### What this task involves
Scan the data beneath this task and copy each line that includes "гипертензию".

## BEGIN

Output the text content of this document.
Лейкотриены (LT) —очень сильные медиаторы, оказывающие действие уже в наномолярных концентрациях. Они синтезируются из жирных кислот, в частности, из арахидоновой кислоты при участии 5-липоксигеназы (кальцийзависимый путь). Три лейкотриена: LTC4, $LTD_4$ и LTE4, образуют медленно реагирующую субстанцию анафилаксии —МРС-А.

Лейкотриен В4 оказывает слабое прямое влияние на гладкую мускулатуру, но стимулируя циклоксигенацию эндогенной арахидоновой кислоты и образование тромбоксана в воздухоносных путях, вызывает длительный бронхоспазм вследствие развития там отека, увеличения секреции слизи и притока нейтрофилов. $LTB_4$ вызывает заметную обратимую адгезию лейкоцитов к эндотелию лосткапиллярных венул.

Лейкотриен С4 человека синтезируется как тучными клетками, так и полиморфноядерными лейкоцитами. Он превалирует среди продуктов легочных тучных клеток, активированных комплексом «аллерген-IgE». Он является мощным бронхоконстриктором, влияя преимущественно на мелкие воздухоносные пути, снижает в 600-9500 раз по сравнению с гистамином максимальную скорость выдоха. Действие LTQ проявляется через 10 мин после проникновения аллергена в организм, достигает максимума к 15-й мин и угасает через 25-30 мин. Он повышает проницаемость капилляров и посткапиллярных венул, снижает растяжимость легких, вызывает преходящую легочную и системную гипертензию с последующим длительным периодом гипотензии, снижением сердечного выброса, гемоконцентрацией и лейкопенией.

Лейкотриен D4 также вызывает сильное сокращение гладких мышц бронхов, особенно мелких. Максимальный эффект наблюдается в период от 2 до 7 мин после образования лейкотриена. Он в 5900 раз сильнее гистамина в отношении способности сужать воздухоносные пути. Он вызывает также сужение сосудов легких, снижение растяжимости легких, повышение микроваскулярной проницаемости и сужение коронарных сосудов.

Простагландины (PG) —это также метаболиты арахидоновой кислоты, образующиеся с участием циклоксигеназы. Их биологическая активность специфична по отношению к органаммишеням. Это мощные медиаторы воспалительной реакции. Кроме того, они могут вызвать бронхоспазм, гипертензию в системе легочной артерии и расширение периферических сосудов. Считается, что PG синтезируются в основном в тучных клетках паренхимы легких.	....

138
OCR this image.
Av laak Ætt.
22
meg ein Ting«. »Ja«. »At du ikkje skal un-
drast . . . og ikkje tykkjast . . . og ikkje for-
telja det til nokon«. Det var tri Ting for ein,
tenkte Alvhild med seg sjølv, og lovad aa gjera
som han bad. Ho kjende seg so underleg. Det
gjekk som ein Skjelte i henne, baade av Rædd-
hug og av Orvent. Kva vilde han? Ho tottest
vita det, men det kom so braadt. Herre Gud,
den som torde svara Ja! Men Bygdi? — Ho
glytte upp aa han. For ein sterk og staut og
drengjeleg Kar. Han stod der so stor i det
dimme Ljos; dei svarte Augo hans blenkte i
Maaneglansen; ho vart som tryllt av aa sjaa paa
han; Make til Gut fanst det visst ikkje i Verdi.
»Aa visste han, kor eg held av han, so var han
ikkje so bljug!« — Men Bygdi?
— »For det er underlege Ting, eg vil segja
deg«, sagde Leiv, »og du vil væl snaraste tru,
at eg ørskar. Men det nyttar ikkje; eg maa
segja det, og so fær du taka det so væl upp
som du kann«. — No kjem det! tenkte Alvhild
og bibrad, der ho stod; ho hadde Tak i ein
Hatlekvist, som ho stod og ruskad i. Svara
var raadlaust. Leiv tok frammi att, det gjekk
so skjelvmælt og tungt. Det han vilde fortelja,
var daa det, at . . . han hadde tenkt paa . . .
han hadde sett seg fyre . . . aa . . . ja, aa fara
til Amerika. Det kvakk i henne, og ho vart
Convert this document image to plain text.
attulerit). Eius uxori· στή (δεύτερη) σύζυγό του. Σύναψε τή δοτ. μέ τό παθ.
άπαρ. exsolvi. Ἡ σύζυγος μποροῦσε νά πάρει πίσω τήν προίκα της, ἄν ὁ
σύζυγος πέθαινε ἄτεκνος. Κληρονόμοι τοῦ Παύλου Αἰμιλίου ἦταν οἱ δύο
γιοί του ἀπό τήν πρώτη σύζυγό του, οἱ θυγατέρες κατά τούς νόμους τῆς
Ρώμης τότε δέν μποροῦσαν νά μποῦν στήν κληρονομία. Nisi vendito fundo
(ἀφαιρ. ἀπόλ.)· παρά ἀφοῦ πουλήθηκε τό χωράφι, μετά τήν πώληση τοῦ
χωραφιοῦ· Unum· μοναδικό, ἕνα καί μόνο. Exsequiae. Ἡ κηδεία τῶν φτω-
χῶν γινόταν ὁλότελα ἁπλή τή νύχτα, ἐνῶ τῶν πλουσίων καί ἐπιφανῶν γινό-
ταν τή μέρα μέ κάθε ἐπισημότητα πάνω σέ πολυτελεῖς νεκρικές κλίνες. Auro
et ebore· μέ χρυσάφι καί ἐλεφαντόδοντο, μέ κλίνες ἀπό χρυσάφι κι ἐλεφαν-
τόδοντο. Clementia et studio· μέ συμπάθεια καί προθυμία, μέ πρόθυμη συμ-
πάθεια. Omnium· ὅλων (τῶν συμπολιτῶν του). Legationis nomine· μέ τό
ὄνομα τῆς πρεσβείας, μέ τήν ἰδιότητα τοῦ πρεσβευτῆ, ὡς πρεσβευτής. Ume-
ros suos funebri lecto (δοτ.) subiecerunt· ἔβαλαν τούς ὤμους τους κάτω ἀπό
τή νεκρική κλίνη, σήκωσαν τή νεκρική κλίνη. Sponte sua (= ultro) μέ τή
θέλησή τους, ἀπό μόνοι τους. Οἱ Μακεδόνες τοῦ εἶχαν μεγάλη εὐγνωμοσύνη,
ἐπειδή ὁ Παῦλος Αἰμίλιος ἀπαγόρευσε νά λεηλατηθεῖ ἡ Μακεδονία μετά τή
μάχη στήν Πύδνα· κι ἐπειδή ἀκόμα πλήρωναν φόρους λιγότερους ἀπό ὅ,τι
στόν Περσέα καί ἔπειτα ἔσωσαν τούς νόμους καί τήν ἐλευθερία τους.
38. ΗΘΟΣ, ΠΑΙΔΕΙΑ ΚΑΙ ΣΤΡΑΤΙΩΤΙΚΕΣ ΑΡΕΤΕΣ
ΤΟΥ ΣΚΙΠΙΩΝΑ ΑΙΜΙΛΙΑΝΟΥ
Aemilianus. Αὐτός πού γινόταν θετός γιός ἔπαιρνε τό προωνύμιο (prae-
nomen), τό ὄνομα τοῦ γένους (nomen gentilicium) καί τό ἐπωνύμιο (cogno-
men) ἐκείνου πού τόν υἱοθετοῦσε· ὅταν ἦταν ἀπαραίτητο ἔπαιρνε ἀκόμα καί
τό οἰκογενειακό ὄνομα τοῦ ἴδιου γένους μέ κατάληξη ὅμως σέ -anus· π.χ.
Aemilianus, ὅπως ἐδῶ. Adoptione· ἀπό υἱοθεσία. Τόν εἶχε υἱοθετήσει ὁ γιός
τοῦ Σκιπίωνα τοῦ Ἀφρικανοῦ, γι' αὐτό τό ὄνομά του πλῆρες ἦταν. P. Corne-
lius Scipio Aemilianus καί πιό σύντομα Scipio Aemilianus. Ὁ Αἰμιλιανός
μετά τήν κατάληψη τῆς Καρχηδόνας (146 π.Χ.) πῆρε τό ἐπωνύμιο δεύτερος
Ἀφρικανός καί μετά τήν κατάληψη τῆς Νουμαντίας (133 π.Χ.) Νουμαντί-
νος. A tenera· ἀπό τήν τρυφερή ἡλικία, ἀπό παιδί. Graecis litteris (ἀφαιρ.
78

## END

### Problem solution
Лейкотриен С4 человека синтезируется как тучными клетками, так и полиморфноядерными лейкоцитами. Он превалирует среди продуктов легочных тучных клеток, активированных комплексом «аллерген-IgE». Он является мощным бронхоконстриктором, влияя преимущественно на мелкие воздухоносные пути, снижает в 600-9500 раз по сравнению с гистамином максимальную скорость выдоха. Действие LTQ проявляется через 10 мин после проникновения аллергена в организм, достигает максимума к 15-й мин и угасает через 25-30 мин. Он повышает проницаемость капилляров и посткапиллярных венул, снижает растяжимость легких, вызывает преходящую легочную и системную гипертензию с последующим длительным периодом гипотензии, снижением сердечного выброса, гемоконцентрацией и лейкопенией.
Простагландины (PG) —это также метаболиты арахидоновой кислоты, образующиеся с участием циклоксигеназы. Их биологическая активность специфична по отношению к органаммишеням. Это мощные медиаторы воспалительной реакции. Кроме того, они могут вызвать бронхоспазм, гипертензию в системе легочной артерии и расширение периферических сосудов. Считается, что PG синтезируются в основном в тучных клетках паренхимы легких.	....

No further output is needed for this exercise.